STATED PROBLEM
Locate "What data populates" in the listing below, then output the line holding it and every line after it, exactly and with nothing else.

* * * * * * *

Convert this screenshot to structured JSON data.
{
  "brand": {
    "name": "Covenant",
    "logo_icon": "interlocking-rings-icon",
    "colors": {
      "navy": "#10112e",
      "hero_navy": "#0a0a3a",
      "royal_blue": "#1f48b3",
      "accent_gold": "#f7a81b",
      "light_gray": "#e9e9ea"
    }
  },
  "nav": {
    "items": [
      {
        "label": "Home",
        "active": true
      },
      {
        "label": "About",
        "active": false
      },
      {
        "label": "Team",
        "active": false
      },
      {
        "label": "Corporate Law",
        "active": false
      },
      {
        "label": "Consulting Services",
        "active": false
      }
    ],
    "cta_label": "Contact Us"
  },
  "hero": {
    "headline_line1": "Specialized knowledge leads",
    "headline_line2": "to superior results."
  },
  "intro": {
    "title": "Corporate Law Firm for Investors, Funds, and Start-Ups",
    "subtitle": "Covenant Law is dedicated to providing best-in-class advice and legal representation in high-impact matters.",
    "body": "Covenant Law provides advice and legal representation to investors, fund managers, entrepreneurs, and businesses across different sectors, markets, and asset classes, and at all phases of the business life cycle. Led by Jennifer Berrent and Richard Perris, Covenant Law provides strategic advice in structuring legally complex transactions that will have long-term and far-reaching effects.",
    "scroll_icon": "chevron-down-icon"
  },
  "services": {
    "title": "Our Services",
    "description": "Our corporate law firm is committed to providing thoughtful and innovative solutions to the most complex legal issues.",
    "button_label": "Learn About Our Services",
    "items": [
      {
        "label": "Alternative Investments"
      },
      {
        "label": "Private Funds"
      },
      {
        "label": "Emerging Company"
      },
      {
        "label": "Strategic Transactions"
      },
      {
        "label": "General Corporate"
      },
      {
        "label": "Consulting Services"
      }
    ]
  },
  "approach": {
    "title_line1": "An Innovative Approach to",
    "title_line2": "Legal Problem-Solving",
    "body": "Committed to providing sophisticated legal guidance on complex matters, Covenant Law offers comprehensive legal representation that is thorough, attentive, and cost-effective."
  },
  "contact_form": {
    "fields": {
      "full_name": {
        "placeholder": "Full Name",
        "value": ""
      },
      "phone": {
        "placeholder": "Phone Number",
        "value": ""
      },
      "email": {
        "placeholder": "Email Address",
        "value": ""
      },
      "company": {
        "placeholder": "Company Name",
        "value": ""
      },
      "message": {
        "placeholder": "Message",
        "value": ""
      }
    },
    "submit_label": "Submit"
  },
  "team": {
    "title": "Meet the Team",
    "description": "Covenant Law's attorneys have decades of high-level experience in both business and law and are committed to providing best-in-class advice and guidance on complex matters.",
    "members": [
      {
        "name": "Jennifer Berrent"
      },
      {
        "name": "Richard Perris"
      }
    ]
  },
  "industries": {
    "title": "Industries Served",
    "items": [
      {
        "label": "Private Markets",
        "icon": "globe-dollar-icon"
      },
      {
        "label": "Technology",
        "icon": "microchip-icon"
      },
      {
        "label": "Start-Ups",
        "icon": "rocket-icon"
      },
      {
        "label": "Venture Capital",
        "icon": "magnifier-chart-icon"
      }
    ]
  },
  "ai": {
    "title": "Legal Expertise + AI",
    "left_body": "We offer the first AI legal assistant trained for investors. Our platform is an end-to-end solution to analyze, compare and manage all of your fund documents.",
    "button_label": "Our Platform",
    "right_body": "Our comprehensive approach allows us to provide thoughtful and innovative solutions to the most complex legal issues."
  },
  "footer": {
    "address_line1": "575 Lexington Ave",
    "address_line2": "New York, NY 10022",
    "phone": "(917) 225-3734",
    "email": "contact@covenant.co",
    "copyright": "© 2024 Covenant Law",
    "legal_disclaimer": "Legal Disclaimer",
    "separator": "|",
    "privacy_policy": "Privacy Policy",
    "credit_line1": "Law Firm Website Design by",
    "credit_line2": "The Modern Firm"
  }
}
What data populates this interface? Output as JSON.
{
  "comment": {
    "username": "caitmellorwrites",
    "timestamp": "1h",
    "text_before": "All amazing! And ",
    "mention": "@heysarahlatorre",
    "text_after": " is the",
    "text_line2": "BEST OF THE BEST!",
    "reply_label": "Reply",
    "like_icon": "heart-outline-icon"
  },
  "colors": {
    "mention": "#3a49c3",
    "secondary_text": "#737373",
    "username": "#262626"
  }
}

* * * * * * *

RESULT FOR THIS EXERCISE
What data populates this interface? Output as JSON.
{
  "comment": {
    "username": "caitmellorwrites",
    "timestamp": "1h",
    "text_before": "All amazing! And ",
    "mention": "@heysarahlatorre",
    "text_after": " is the",
    "text_line2": "BEST OF THE BEST!",
    "reply_label": "Reply",
    "like_icon": "heart-outline-icon"
  },
  "colors": {
    "mention": "#3a49c3",
    "secondary_text": "#737373",
    "username": "#262626"
  }
}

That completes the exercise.